**** Records for this task ****

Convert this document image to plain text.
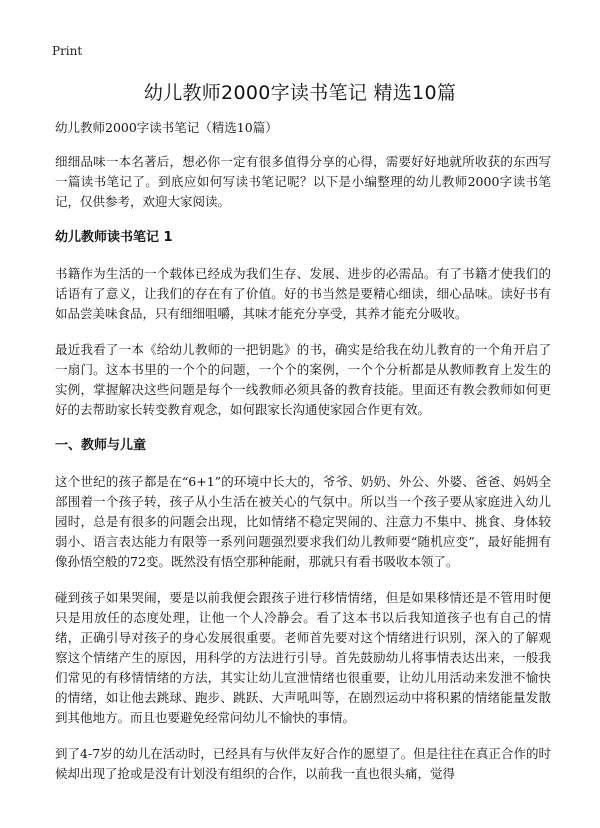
Print
幼儿教师2000字读书笔记 精选10篇
幼儿教师2000字读书笔记（精选10篇）

细细品味一本名著后，想必你一定有很多值得分享的心得，需要好好地就所收获的东西写一篇读书笔记了。到底应如何写读书笔记呢？以下是小编整理的幼儿教师2000字读书笔记，仅供参考，欢迎大家阅读。

幼儿教师读书笔记 1

书籍作为生活的一个载体已经成为我们生存、发展、进步的必需品。有了书籍才使我们的话语有了意义，让我们的存在有了价值。好的书当然是要精心细读，细心品味。读好书有如品尝美味食品，只有细细咀嚼，其味才能充分享受，其养才能充分吸收。

最近我看了一本《给幼儿教师的一把钥匙》的书，确实是给我在幼儿教育的一个角开启了一扇门。这本书里的一个个的问题，一个个的案例，一个个分析都是从教师教育上发生的实例，掌握解决这些问题是每个一线教师必须具备的教育技能。里面还有教会教师如何更好的去帮助家长转变教育观念，如何跟家长沟通使家园合作更有效。

一、教师与儿童

这个世纪的孩子都是在“6+1”的环境中长大的，爷爷、奶奶、外公、外婆、爸爸、妈妈全部围着一个孩子转，孩子从小生活在被关心的气氛中。所以当一个孩子要从家庭进入幼儿园时，总是有很多的问题会出现，比如情绪不稳定哭闹的、注意力不集中、挑食、身体较弱小、语言表达能力有限等一系列问题强烈要求我们幼儿教师要“随机应变”，最好能拥有像孙悟空般的72变。既然没有悟空那种能耐，那就只有看书吸收本领了。

碰到孩子如果哭闹，要是以前我便会跟孩子进行移情情绪，但是如果移情还是不管用时便只是用放任的态度处理，让他一个人冷静会。看了这本书以后我知道孩子也有自己的情绪，正确引导对孩子的身心发展很重要。老师首先要对这个情绪进行识别，深入的了解观察这个情绪产生的原因，用科学的方法进行引导。首先鼓励幼儿将事情表达出来，一般我们常见的有移情情绪的方法，其实让幼儿宣泄情绪也很重要，让幼儿用活动来发泄不愉快的情绪，如让他去跳球、跑步、跳跃、大声吼叫等，在剧烈运动中将积累的情绪能量发散到其他地方。而且也要避免经常问幼儿不愉快的事情。

到了4-7岁的幼儿在活动时，已经具有与伙伴友好合作的愿望了。但是往往在真正合作的时候却出现了抢或是没有计划没有组织的合作，以前我一直也很头痛，觉得
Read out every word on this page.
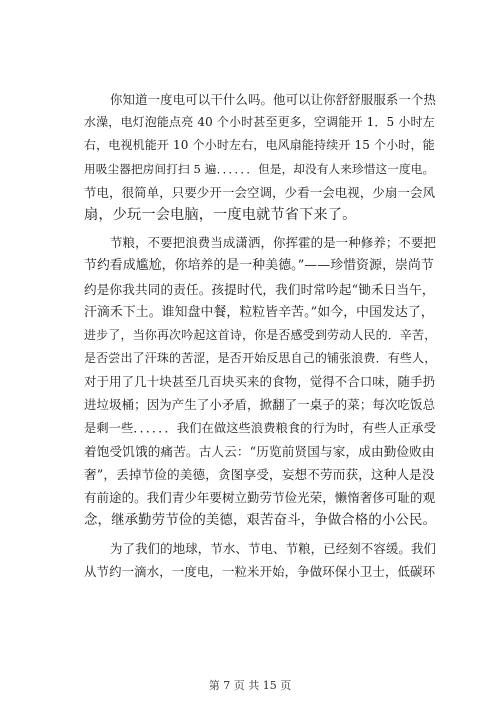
你知道一度电可以干什么吗。他可以让你舒舒服服系一个热

水澡，电灯泡能点亮 40 个小时甚至更多，空调能开 1．5 小时左

右，电视机能开 10 个小时左右，电风扇能持续开 15 个小时，能

用吸尘器把房间打扫 5 遍．．．．．．但是，却没有人来珍惜这一度电。

节电，很简单，只要少开一会空调，少看一会电视，少扇一会风

扇，少玩一会电脑，一度电就节省下来了。

节粮，不要把浪费当成潇洒，你挥霍的是一种修养；不要把

节约看成尴尬，你培养的是一种美德。”——珍惜资源，崇尚节

约是你我共同的责任。孩提时代，我们时常吟起“锄禾日当午，

汗滴禾下土。谁知盘中餐，粒粒皆辛苦。”如今，中国发达了，

进步了，当你再次吟起这首诗，你是否感受到劳动人民的．辛苦，

是否尝出了汗珠的苦涩，是否开始反思自己的铺张浪费．有些人，

对于用了几十块甚至几百块买来的食物，觉得不合口味，随手扔

进垃圾桶；因为产生了小矛盾，掀翻了一桌子的菜；每次吃饭总

是剩一些．．．．．．我们在做这些浪费粮食的行为时，有些人正承受

着饱受饥饿的痛苦。古人云：“历览前贤国与家，成由勤俭败由

奢”，丢掉节俭的美德，贪图享受，妄想不劳而获，这种人是没

有前途的。我们青少年要树立勤劳节俭光荣，懒惰奢侈可耻的观

念，继承勤劳节俭的美德，艰苦奋斗，争做合格的小公民。

为了我们的地球，节水、节电、节粮，已经刻不容缓。我们

从节约一滴水，一度电，一粒米开始，争做环保小卫士，低碳环

第 7 页 共 15 页
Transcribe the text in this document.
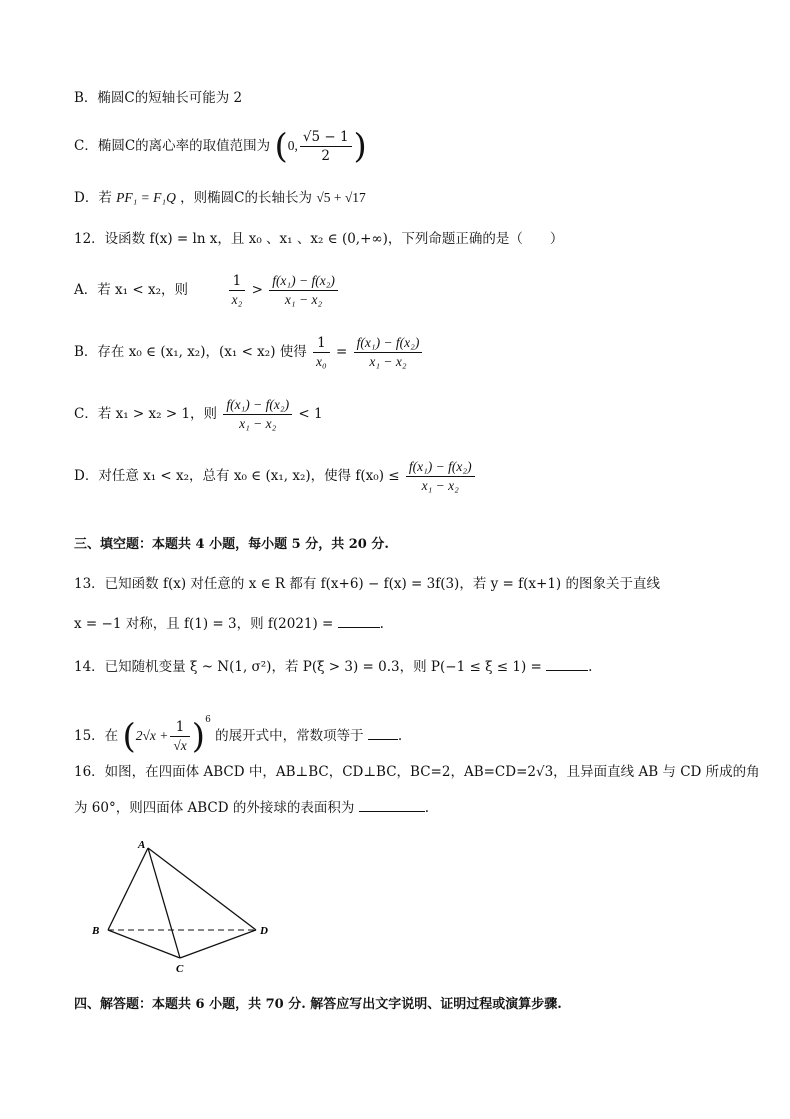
B．椭圆C的短轴长可能为 2
C．椭圆C的离心率的取值范围为 (0, $\frac{√5 - 1}{2}$ )
D．若 PF₁ = F₁Q ，则椭圆C的长轴长为 √5 + √17
12．设函数 f(x) = ln x，且 x₀ 、x₁ 、x₂ ∈ (0,+∞)，下列命题正确的是（　　）
A．若 x₁ < x₂，则	$\frac{1}{\text{x₂}} > \frac{\text{f(x₁) − f(x₂)}}{\text{x₁ − x₂}}$
B．存在 x₀ ∈ (x₁, x₂)，(x₁ < x₂) 使得 $\frac{1}{\text{x₀}} = \frac{\text{f(x₁) − f(x₂)}}{\text{x₁ − x₂}}$
C．若 x₁ > x₂ > 1，则 $\frac{\text{f(x₁) − f(x₂)}}{\text{x₁ − x₂}} < 1$
D．对任意 x₁ < x₂，总有 x₀ ∈ (x₁, x₂)，使得 $f(x_0) \le \frac{\text{f(x₁) − f(x₂)}}{\text{x₁ − x₂}}$
三、填空题：本题共 4 小题，每小题 5 分，共 20 分.
13．已知函数 f(x) 对任意的 x ∈ R 都有 f(x+6) − f(x) = 3f(3)，若 y = f(x+1) 的图象关于直线
x = −1 对称，且 f(1) = 3，则 f(2021) =	.
14．已知随机变量 ξ ~ N(1, σ²)，若 P(ξ > 3) = 0.3，则 P(−1 ≤ ξ ≤ 1) =	.
15．在 $(2√x + \frac{1}{√x} )^6$ 的展开式中，常数项等于	.
16．如图，在四面体 ABCD 中，AB⊥BC，CD⊥BC，BC=2，AB=CD=2√3，且异面直线 AB 与 CD 所成的角
为 60°，则四面体 ABCD 的外接球的表面积为	.
A
B
C
D
四、解答题：本题共 6 小题，共 70 分. 解答应写出文字说明、证明过程或演算步骤.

****

Given task:
Check each line of the data above for the word "ABCD" and say how many lines contain it, giving nothing besides the number.

Answer for the task:
2